→ **WRITTEN TASK**
Go through the entries below and write each one out exactly.

---------------

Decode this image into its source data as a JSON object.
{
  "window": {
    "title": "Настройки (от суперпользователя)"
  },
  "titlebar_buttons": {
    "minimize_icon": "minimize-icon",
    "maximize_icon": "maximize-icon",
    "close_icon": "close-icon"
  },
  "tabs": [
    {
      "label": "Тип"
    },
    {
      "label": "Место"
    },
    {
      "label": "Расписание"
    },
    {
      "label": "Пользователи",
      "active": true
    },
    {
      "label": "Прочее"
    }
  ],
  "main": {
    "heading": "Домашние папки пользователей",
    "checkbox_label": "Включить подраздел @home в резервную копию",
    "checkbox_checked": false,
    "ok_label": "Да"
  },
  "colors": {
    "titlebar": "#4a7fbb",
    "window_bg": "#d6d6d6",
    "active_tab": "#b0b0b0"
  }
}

---------------

→ **TASK RESPONSE**
Decode this image into its source data as a JSON object.
{
  "window": {
    "title": "Настройки (от суперпользователя)"
  },
  "titlebar_buttons": {
    "minimize_icon": "minimize-icon",
    "maximize_icon": "maximize-icon",
    "close_icon": "close-icon"
  },
  "tabs": [
    {
      "label": "Тип"
    },
    {
      "label": "Место"
    },
    {
      "label": "Расписание"
    },
    {
      "label": "Пользователи",
      "active": true
    },
    {
      "label": "Прочее"
    }
  ],
  "main": {
    "heading": "Домашние папки пользователей",
    "checkbox_label": "Включить подраздел @home в резервную копию",
    "checkbox_checked": false,
    "ok_label": "Да"
  },
  "colors": {
    "titlebar": "#4a7fbb",
    "window_bg": "#d6d6d6",
    "active_tab": "#b0b0b0"
  }
}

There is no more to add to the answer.